[Stored data]
'''

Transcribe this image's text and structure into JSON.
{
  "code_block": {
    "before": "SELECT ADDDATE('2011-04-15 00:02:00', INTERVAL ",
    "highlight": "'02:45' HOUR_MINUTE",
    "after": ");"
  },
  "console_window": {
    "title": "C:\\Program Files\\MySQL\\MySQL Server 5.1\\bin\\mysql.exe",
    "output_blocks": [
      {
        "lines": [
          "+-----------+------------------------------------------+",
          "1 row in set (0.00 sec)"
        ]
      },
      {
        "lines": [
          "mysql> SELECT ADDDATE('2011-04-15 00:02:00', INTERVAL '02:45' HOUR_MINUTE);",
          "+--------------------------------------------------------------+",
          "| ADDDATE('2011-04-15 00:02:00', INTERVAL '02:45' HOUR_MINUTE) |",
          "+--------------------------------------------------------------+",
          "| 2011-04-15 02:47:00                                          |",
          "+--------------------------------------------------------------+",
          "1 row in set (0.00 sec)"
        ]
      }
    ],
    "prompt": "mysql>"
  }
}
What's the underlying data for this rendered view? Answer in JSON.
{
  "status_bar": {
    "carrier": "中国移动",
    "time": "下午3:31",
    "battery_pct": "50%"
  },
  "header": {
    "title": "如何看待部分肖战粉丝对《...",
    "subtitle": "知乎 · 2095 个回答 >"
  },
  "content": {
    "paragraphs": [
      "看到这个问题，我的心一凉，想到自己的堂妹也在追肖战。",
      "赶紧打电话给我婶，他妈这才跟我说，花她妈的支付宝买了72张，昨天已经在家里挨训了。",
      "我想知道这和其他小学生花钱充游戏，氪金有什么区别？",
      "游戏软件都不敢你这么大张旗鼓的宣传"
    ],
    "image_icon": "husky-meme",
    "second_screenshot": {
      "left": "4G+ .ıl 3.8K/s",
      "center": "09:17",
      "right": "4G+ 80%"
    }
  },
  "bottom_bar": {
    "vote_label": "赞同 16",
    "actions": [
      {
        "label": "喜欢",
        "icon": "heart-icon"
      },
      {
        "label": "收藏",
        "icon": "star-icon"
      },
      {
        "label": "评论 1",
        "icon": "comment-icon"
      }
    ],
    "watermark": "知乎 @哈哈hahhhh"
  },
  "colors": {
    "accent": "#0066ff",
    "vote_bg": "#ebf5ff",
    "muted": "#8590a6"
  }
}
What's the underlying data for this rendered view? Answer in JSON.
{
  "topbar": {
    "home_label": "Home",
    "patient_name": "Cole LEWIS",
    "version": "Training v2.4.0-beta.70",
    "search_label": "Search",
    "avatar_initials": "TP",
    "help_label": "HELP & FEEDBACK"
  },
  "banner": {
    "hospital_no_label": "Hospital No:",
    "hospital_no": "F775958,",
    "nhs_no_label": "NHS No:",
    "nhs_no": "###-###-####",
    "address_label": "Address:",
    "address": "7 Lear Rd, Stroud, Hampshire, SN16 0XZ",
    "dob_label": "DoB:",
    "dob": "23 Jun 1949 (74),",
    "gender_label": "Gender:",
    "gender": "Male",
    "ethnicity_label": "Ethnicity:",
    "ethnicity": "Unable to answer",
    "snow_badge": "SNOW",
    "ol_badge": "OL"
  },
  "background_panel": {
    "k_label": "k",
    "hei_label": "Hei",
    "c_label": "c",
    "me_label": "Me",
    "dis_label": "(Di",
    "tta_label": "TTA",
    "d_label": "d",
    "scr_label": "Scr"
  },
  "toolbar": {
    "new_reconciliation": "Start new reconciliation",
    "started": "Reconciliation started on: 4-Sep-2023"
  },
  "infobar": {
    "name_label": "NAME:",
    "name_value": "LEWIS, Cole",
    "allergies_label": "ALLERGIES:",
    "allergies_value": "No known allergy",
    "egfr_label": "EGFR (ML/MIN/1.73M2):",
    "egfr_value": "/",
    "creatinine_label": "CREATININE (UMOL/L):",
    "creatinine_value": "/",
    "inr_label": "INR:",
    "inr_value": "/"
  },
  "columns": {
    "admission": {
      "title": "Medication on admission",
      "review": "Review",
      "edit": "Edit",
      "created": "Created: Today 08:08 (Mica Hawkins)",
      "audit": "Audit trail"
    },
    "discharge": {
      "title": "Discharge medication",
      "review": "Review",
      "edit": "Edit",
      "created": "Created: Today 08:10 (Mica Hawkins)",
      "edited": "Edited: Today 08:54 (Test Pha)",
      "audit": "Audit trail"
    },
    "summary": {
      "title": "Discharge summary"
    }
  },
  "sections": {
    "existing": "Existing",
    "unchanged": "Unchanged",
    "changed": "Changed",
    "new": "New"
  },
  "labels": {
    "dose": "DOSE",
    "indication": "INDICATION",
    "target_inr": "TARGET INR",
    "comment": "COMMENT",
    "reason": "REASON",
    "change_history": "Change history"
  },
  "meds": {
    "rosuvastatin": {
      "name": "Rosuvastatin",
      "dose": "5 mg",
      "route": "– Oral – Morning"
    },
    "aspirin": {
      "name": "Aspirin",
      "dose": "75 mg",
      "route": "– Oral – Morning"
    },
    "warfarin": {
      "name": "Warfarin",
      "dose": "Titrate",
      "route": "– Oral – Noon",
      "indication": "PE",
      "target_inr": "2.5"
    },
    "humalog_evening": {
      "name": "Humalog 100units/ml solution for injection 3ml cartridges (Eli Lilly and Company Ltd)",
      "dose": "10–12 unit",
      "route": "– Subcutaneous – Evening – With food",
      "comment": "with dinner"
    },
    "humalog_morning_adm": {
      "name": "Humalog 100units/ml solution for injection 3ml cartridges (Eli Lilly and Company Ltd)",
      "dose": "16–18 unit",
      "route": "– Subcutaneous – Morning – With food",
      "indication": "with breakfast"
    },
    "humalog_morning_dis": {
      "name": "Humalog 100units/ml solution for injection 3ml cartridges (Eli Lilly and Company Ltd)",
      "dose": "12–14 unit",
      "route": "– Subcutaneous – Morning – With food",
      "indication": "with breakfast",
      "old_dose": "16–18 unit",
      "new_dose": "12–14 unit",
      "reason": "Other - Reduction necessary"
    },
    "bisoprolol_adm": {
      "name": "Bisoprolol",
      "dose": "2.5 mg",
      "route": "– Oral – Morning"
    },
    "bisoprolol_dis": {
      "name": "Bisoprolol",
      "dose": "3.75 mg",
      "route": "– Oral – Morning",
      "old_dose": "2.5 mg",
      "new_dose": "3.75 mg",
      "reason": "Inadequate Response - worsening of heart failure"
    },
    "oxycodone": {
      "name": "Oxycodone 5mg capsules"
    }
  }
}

'''

* Exercise directions *
Can you reproduce all the material exactly?

* Full output *
Transcribe this image's text and structure into JSON.
{
  "code_block": {
    "before": "SELECT ADDDATE('2011-04-15 00:02:00', INTERVAL ",
    "highlight": "'02:45' HOUR_MINUTE",
    "after": ");"
  },
  "console_window": {
    "title": "C:\\Program Files\\MySQL\\MySQL Server 5.1\\bin\\mysql.exe",
    "output_blocks": [
      {
        "lines": [
          "+-----------+------------------------------------------+",
          "1 row in set (0.00 sec)"
        ]
      },
      {
        "lines": [
          "mysql> SELECT ADDDATE('2011-04-15 00:02:00', INTERVAL '02:45' HOUR_MINUTE);",
          "+--------------------------------------------------------------+",
          "| ADDDATE('2011-04-15 00:02:00', INTERVAL '02:45' HOUR_MINUTE) |",
          "+--------------------------------------------------------------+",
          "| 2011-04-15 02:47:00                                          |",
          "+--------------------------------------------------------------+",
          "1 row in set (0.00 sec)"
        ]
      }
    ],
    "prompt": "mysql>"
  }
}
What's the underlying data for this rendered view? Answer in JSON.
{
  "status_bar": {
    "carrier": "中国移动",
    "time": "下午3:31",
    "battery_pct": "50%"
  },
  "header": {
    "title": "如何看待部分肖战粉丝对《...",
    "subtitle": "知乎 · 2095 个回答 >"
  },
  "content": {
    "paragraphs": [
      "看到这个问题，我的心一凉，想到自己的堂妹也在追肖战。",
      "赶紧打电话给我婶，他妈这才跟我说，花她妈的支付宝买了72张，昨天已经在家里挨训了。",
      "我想知道这和其他小学生花钱充游戏，氪金有什么区别？",
      "游戏软件都不敢你这么大张旗鼓的宣传"
    ],
    "image_icon": "husky-meme",
    "second_screenshot": {
      "left": "4G+ .ıl 3.8K/s",
      "center": "09:17",
      "right": "4G+ 80%"
    }
  },
  "bottom_bar": {
    "vote_label": "赞同 16",
    "actions": [
      {
        "label": "喜欢",
        "icon": "heart-icon"
      },
      {
        "label": "收藏",
        "icon": "star-icon"
      },
      {
        "label": "评论 1",
        "icon": "comment-icon"
      }
    ],
    "watermark": "知乎 @哈哈hahhhh"
  },
  "colors": {
    "accent": "#0066ff",
    "vote_bg": "#ebf5ff",
    "muted": "#8590a6"
  }
}
What's the underlying data for this rendered view? Answer in JSON.
{
  "topbar": {
    "home_label": "Home",
    "patient_name": "Cole LEWIS",
    "version": "Training v2.4.0-beta.70",
    "search_label": "Search",
    "avatar_initials": "TP",
    "help_label": "HELP & FEEDBACK"
  },
  "banner": {
    "hospital_no_label": "Hospital No:",
    "hospital_no": "F775958,",
    "nhs_no_label": "NHS No:",
    "nhs_no": "###-###-####",
    "address_label": "Address:",
    "address": "7 Lear Rd, Stroud, Hampshire, SN16 0XZ",
    "dob_label": "DoB:",
    "dob": "23 Jun 1949 (74),",
    "gender_label": "Gender:",
    "gender": "Male",
    "ethnicity_label": "Ethnicity:",
    "ethnicity": "Unable to answer",
    "snow_badge": "SNOW",
    "ol_badge": "OL"
  },
  "background_panel": {
    "k_label": "k",
    "hei_label": "Hei",
    "c_label": "c",
    "me_label": "Me",
    "dis_label": "(Di",
    "tta_label": "TTA",
    "d_label": "d",
    "scr_label": "Scr"
  },
  "toolbar": {
    "new_reconciliation": "Start new reconciliation",
    "started": "Reconciliation started on: 4-Sep-2023"
  },
  "infobar": {
    "name_label": "NAME:",
    "name_value": "LEWIS, Cole",
    "allergies_label": "ALLERGIES:",
    "allergies_value": "No known allergy",
    "egfr_label": "EGFR (ML/MIN/1.73M2):",
    "egfr_value": "/",
    "creatinine_label": "CREATININE (UMOL/L):",
    "creatinine_value": "/",
    "inr_label": "INR:",
    "inr_value": "/"
  },
  "columns": {
    "admission": {
      "title": "Medication on admission",
      "review": "Review",
      "edit": "Edit",
      "created": "Created: Today 08:08 (Mica Hawkins)",
      "audit": "Audit trail"
    },
    "discharge": {
      "title": "Discharge medication",
      "review": "Review",
      "edit": "Edit",
      "created": "Created: Today 08:10 (Mica Hawkins)",
      "edited": "Edited: Today 08:54 (Test Pha)",
      "audit": "Audit trail"
    },
    "summary": {
      "title": "Discharge summary"
    }
  },
  "sections": {
    "existing": "Existing",
    "unchanged": "Unchanged",
    "changed": "Changed",
    "new": "New"
  },
  "labels": {
    "dose": "DOSE",
    "indication": "INDICATION",
    "target_inr": "TARGET INR",
    "comment": "COMMENT",
    "reason": "REASON",
    "change_history": "Change history"
  },
  "meds": {
    "rosuvastatin": {
      "name": "Rosuvastatin",
      "dose": "5 mg",
      "route": "– Oral – Morning"
    },
    "aspirin": {
      "name": "Aspirin",
      "dose": "75 mg",
      "route": "– Oral – Morning"
    },
    "warfarin": {
      "name": "Warfarin",
      "dose": "Titrate",
      "route": "– Oral – Noon",
      "indication": "PE",
      "target_inr": "2.5"
    },
    "humalog_evening": {
      "name": "Humalog 100units/ml solution for injection 3ml cartridges (Eli Lilly and Company Ltd)",
      "dose": "10–12 unit",
      "route": "– Subcutaneous – Evening – With food",
      "comment": "with dinner"
    },
    "humalog_morning_adm": {
      "name": "Humalog 100units/ml solution for injection 3ml cartridges (Eli Lilly and Company Ltd)",
      "dose": "16–18 unit",
      "route": "– Subcutaneous – Morning – With food",
      "indication": "with breakfast"
    },
    "humalog_morning_dis": {
      "name": "Humalog 100units/ml solution for injection 3ml cartridges (Eli Lilly and Company Ltd)",
      "dose": "12–14 unit",
      "route": "– Subcutaneous – Morning – With food",
      "indication": "with breakfast",
      "old_dose": "16–18 unit",
      "new_dose": "12–14 unit",
      "reason": "Other - Reduction necessary"
    },
    "bisoprolol_adm": {
      "name": "Bisoprolol",
      "dose": "2.5 mg",
      "route": "– Oral – Morning"
    },
    "bisoprolol_dis": {
      "name": "Bisoprolol",
      "dose": "3.75 mg",
      "route": "– Oral – Morning",
      "old_dose": "2.5 mg",
      "new_dose": "3.75 mg",
      "reason": "Inadequate Response - worsening of heart failure"
    },
    "oxycodone": {
      "name": "Oxycodone 5mg capsules"
    }
  }
}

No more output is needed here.